*What to work on*. Continue the forum thread about styrene car builds from the point where it stops.

That is incredible work !! I am now tempted to make use of my sheet styrene myself !!! With my other junk pieces & "bits' I may do one myself !! I get the feeling that a Hobbytalk-wide "Build off " is not far behind us !!

KEEP THEM COMING !!!! 


Neal:dude:


----------



## slotcarman12078 (Oct 3, 2008)

Funky styrene work there Goose!! I sense a styrene build-a-thon coming myself!! :thumbsup::thumbsup:


----------



## Super Coupe (Feb 16, 2010)

CTSV OWNER said:


> Well I did not have any round tube so I used what I had handy. Like I said my paint job is lacking but if you squint your eyes and move to the other side of the room the runs might look like flames.
> 
> First with a assortment of engines. You actually can see the reflection of the engines in the paint
> 
> ...


Hey there. How did this turn out? Tom :wave:


----------



## CTSV OWNER (Dec 27, 2009)

It's getting closer. Just working on the cowl.


----------



## Joe65SkylarkGS (Feb 15, 2010)

Looks great!!!! I likey:thumbsup:


----------



## Super Coupe (Feb 16, 2010)

Looking GOOD!!! Tom


----------



## bobhch (Apr 22, 2007)

*Great one off build...*

You have quite then engine stockpile...Kewl! Parts to build cars. What a concept. go, go, go!!

Bob...love the way your creation turned out...zilla


----------



## WesJY (Mar 4, 2004)

YEAH!!! GO GO GO !! LOOKING AWESOME! :thumbsup:

Wes


----------



## slotcarman12078 (Oct 3, 2008)

Looking sweet!!! Now that paint job is glowing!!!! Just needed a little more light!! :thumbsup::thumbsup:


----------



## 22tall (Jul 28, 2002)

WoW Goose! I am not a fan of the sand van but I find your vans strangely attractive. I like the pics of the process as it unfolds. I will have to join the styrene club soon.

Looks like a perfect application for the Frankenchassis MKV










Tons of space for an interior and engine. With the drastic change in weight distribution I am hoping it will be a mad wheelie machine.

What is the gold/blue van going to be named? It deserves one.


----------



## Joe65SkylarkGS (Feb 15, 2010)

I had the pleasure of seeing CTSV's customs in person today and let me say this, pictures do him hooooo justice. These are truly awsome creations!!!!

*Dataset section*.

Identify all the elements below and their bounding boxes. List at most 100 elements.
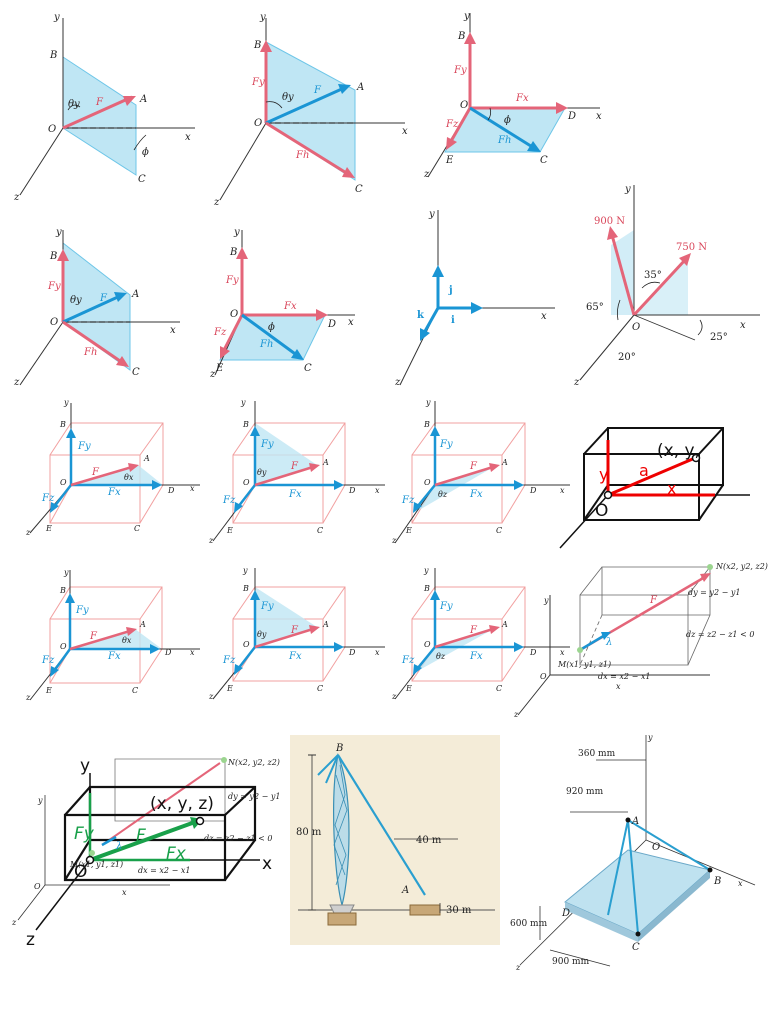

*Exercise answer*.
Way to go Dave and thanks for the piece of bare metal foil. I will be experimenting with it later!!:thumbsup::thumbsup:


----------



## CTSV OWNER (Dec 27, 2009)

Well I figured with the long side it needed a wake up call. So I went to a friends trophy shop and she helped me use her $50,000 computer guided laser engraver/cutter.










Skull and crossbones anyone?









Laser cut sheet styrene just have to lightly bend the sheets to pop out the pieces. Some require slight exacto cuttiing









This is definitly $50,000 worth of cheating. She asked if there is a market to sell the pre-etched sheets.


----------



## CTSV OWNER (Dec 27, 2009)

Once you spend a couple hours designing what you want to make. Resize it, position it correct for the depth, adjust the laser strength, adjust the table height, reposition the body for the correct height and how far to the left, right, up and down, Press a few more buttons and we are ready to destroy slot car bodys. And yes this is fully painted foiled and clear coated with Future. 

It puts out a little smoke show so I can officially say my slot cars and now smokin hot. LOL

*CLICK ON THE PICTURE*




I know I have not finished the truck #4 yet but were almost done with #5 at the laser shop.

So next we need #6.... Note only the cross was laser cut I did the body with my sizzers and dremill








On the left is a picture I resized and cut out. Then I placed that on the styrene and traced out the bodylines


----------



## Hilltop Raceway (Feb 12, 2006)

That's some high dollar fab work!!! RM


----------



## slotcarman12078 (Oct 3, 2008)

No kidding!!!! The $50,000 slot car!!! :lol: Looking good!! :thumbsup::thumbsup:


----------



## bobhch (Apr 22, 2007)

*Another thing to buy if I win the Lottery...Laser cutter!!!! Whoaaaah baby Sweeeet!!!*



CTSV OWNER said:


> Once you spend a couple hours designing what you want to make. Resize it, position it correct for the depth, adjust the laser strength, adjust the table height, reposition the body for the correct height and how far to the left, right, up and down, Press a few more buttons and we are ready to destroy slot car bodys. And yes this is fully painted foiled and clear coated with Future.
> 
> It puts out a little smoke show so I can officially say my slot cars and now smokin hot. LOL
> 
> ...


Oooooooooooooh man the Skull and bones cut out vidieo was wicked cool and that Iron Cross..................Oh you lucky dog!

I have tried to trace and cut out an Iron Cross from clear sheet plastic and it didn't work worth a dang....Kewl Stuff!!

Bob...be nice to your friend...zilla


----------



## slotto (Feb 9, 2010)

I'm jealous bro. that is awesome -even if it's cheating.


----------



## Joe65SkylarkGS (Feb 15, 2010)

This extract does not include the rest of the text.